====== Reading passage ======

"Flood" is a song written and performed by Jars of Clay. It is considered to be their breakthrough song due to airplay on contemporary Christian music and alternative rock radio stations, two radio formats which rarely intersect. It was released in 1995 on their self-titled debut album. The album remained in the top 60 albums for much of the year and remained in Billboard 200 for an entire 52-week (one-year) cycle. The album went gold and, shortly after, attained platinum status. The debut album has now sold well over 2,000,000 copies.

The single was a multi-format crossover hit in the United States, peaking at No. 12 on the Billboard Modern Rock Tracks chart and No. 37 on the Billboard Hot 100.

====== Supplied information ======

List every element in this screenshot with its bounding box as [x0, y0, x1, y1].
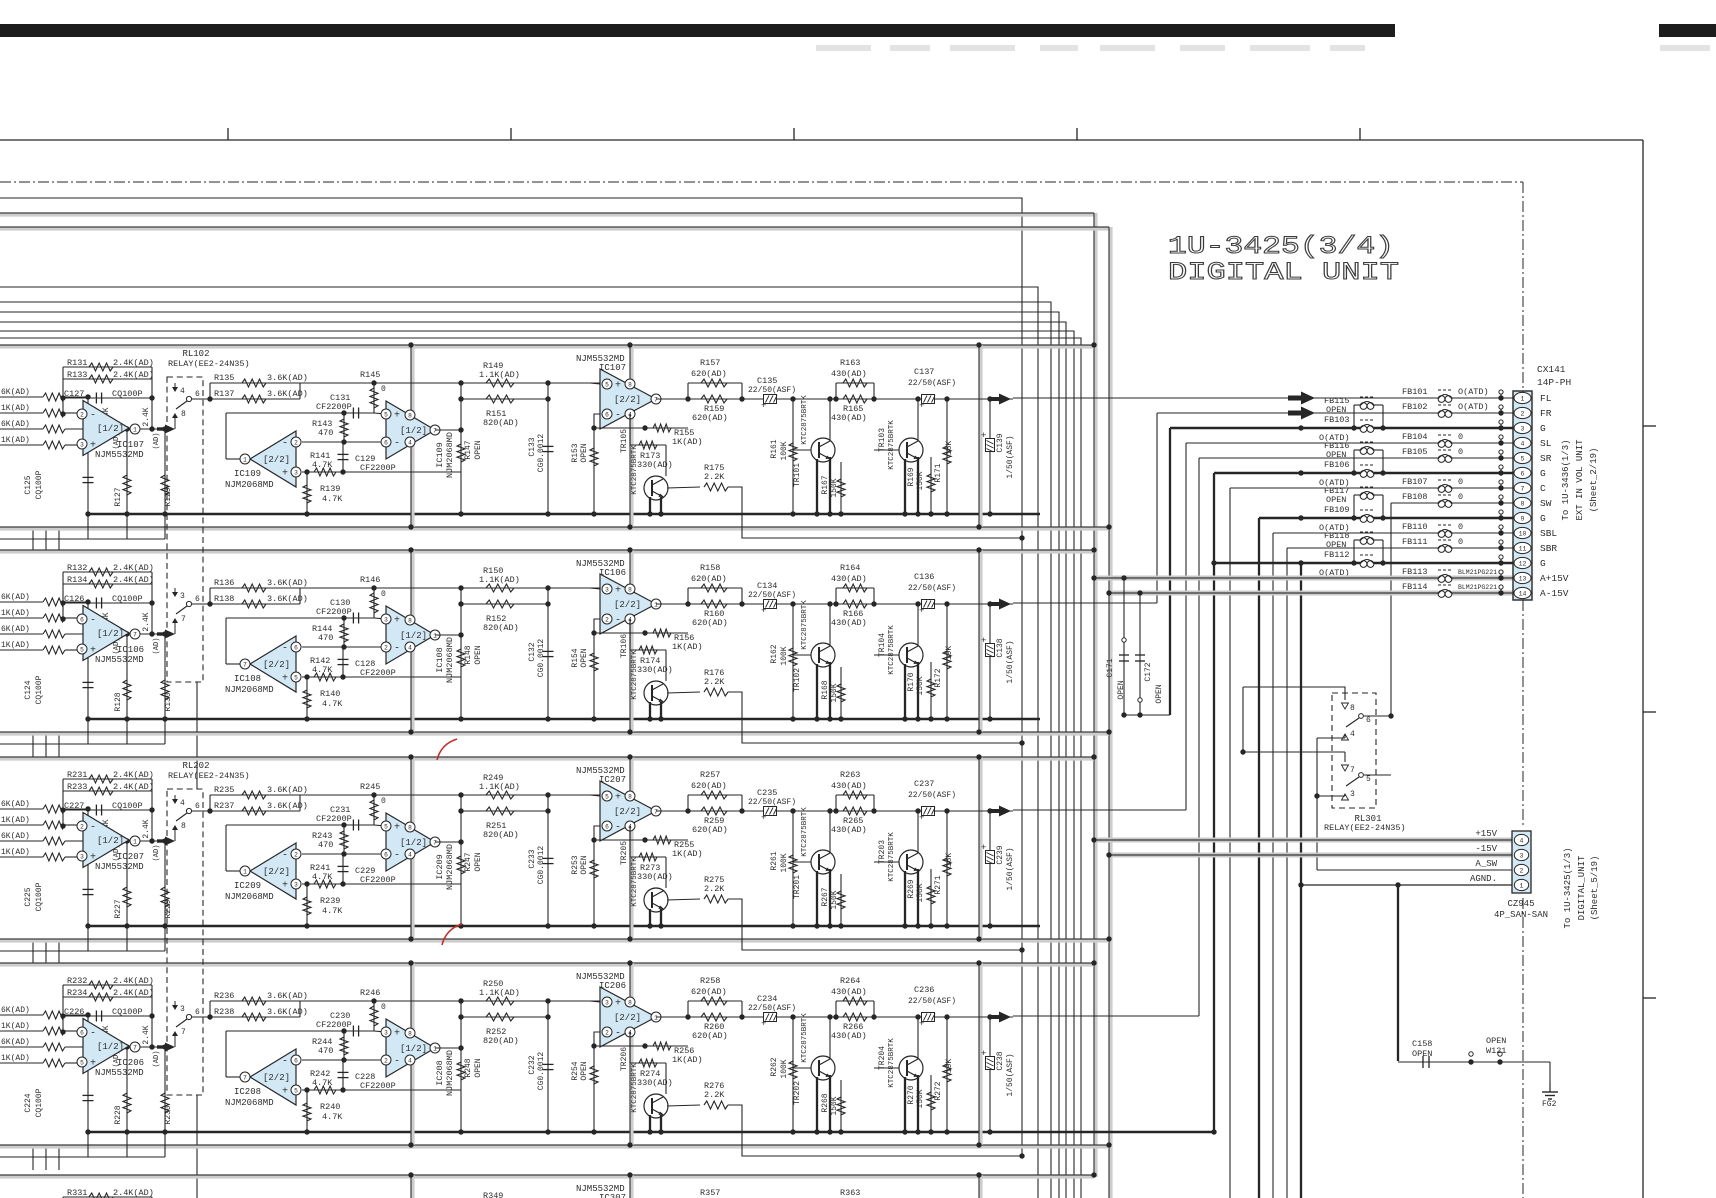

======

▶ **Task prompt**
Rewrite the paragraph of the text about the song "Flood" that begins "'Flood' is a song written" as a brief bulleted list that keeps its main facts. Use only the text about the song "Flood" and no other source.

▶ **Answer to this task**
- "Flood" was written and performed by Jars of Clay.
- It is considered their breakthrough song because it was played on both contemporary Christian music and alternative rock radio, two formats that rarely intersect.
- It was released in 1995 on the band's self-titled debut album.
- The album stayed in the top 60 albums for much of the year and remained on the Billboard 200 for a full 52 weeks.
- The album went gold, soon reached platinum, and has sold well over 2,000,000 copies.